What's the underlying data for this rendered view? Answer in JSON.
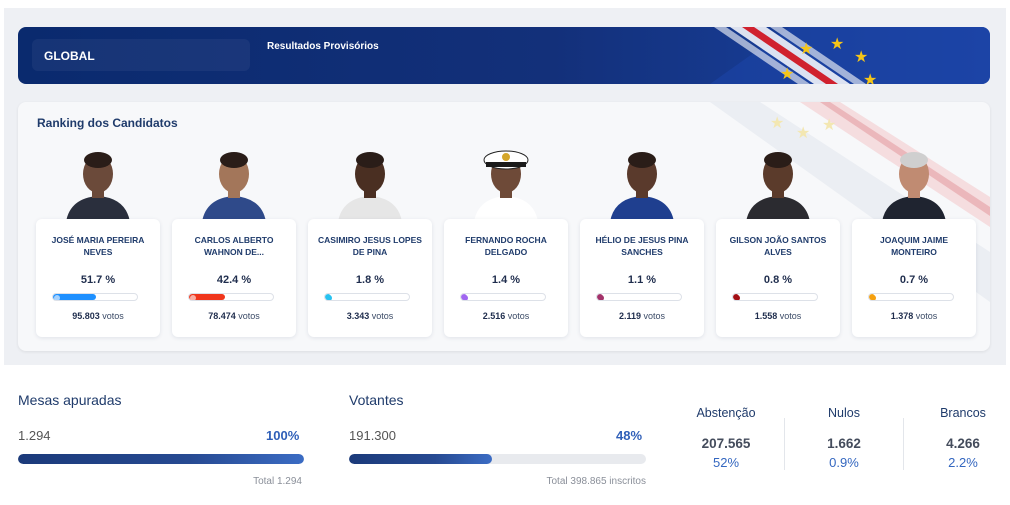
{
  "banner": {
    "tab_label": "GLOBAL",
    "subtitle": "Resultados Provisórios"
  },
  "ranking": {
    "title": "Ranking dos Candidatos",
    "votes_suffix": "votos",
    "candidates": [
      {
        "name": "JOSÉ MARIA PEREIRA NEVES",
        "pct": "51.7 %",
        "share": 0.517,
        "votes": "95.803",
        "color": "#1e90ff"
      },
      {
        "name": "CARLOS ALBERTO WAHNON DE...",
        "pct": "42.4 %",
        "share": 0.424,
        "votes": "78.474",
        "color": "#f0361c"
      },
      {
        "name": "CASIMIRO JESUS LOPES DE PINA",
        "pct": "1.8 %",
        "share": 0.018,
        "votes": "3.343",
        "color": "#27c2f0"
      },
      {
        "name": "FERNANDO ROCHA DELGADO",
        "pct": "1.4 %",
        "share": 0.014,
        "votes": "2.516",
        "color": "#a066f0"
      },
      {
        "name": "HÉLIO DE JESUS PINA SANCHES",
        "pct": "1.1 %",
        "share": 0.011,
        "votes": "2.119",
        "color": "#a3326a"
      },
      {
        "name": "GILSON JOÃO SANTOS ALVES",
        "pct": "0.8 %",
        "share": 0.008,
        "votes": "1.558",
        "color": "#a30f14"
      },
      {
        "name": "JOAQUIM JAIME MONTEIRO",
        "pct": "0.7 %",
        "share": 0.007,
        "votes": "1.378",
        "color": "#f5a00f"
      }
    ]
  },
  "mesas": {
    "label": "Mesas apuradas",
    "value": "1.294",
    "pct": "100%",
    "progress": 1.0,
    "total": "Total 1.294"
  },
  "votantes": {
    "label": "Votantes",
    "value": "191.300",
    "pct": "48%",
    "progress": 0.48,
    "total": "Total 398.865 inscritos"
  },
  "abstencao": {
    "label": "Abstenção",
    "value": "207.565",
    "pct": "52%"
  },
  "nulos": {
    "label": "Nulos",
    "value": "1.662",
    "pct": "0.9%"
  },
  "brancos": {
    "label": "Brancos",
    "value": "4.266",
    "pct": "2.2%"
  }
}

____________

> **Work required**
Extract the text of all the records above verbatim, excluding pictures.

> **Final answer**
What's the underlying data for this rendered view? Answer in JSON.
{
  "banner": {
    "tab_label": "GLOBAL",
    "subtitle": "Resultados Provisórios"
  },
  "ranking": {
    "title": "Ranking dos Candidatos",
    "votes_suffix": "votos",
    "candidates": [
      {
        "name": "JOSÉ MARIA PEREIRA NEVES",
        "pct": "51.7 %",
        "share": 0.517,
        "votes": "95.803",
        "color": "#1e90ff"
      },
      {
        "name": "CARLOS ALBERTO WAHNON DE...",
        "pct": "42.4 %",
        "share": 0.424,
        "votes": "78.474",
        "color": "#f0361c"
      },
      {
        "name": "CASIMIRO JESUS LOPES DE PINA",
        "pct": "1.8 %",
        "share": 0.018,
        "votes": "3.343",
        "color": "#27c2f0"
      },
      {
        "name": "FERNANDO ROCHA DELGADO",
        "pct": "1.4 %",
        "share": 0.014,
        "votes": "2.516",
        "color": "#a066f0"
      },
      {
        "name": "HÉLIO DE JESUS PINA SANCHES",
        "pct": "1.1 %",
        "share": 0.011,
        "votes": "2.119",
        "color": "#a3326a"
      },
      {
        "name": "GILSON JOÃO SANTOS ALVES",
        "pct": "0.8 %",
        "share": 0.008,
        "votes": "1.558",
        "color": "#a30f14"
      },
      {
        "name": "JOAQUIM JAIME MONTEIRO",
        "pct": "0.7 %",
        "share": 0.007,
        "votes": "1.378",
        "color": "#f5a00f"
      }
    ]
  },
  "mesas": {
    "label": "Mesas apuradas",
    "value": "1.294",
    "pct": "100%",
    "progress": 1.0,
    "total": "Total 1.294"
  },
  "votantes": {
    "label": "Votantes",
    "value": "191.300",
    "pct": "48%",
    "progress": 0.48,
    "total": "Total 398.865 inscritos"
  },
  "abstencao": {
    "label": "Abstenção",
    "value": "207.565",
    "pct": "52%"
  },
  "nulos": {
    "label": "Nulos",
    "value": "1.662",
    "pct": "0.9%"
  },
  "brancos": {
    "label": "Brancos",
    "value": "4.266",
    "pct": "2.2%"
  }
}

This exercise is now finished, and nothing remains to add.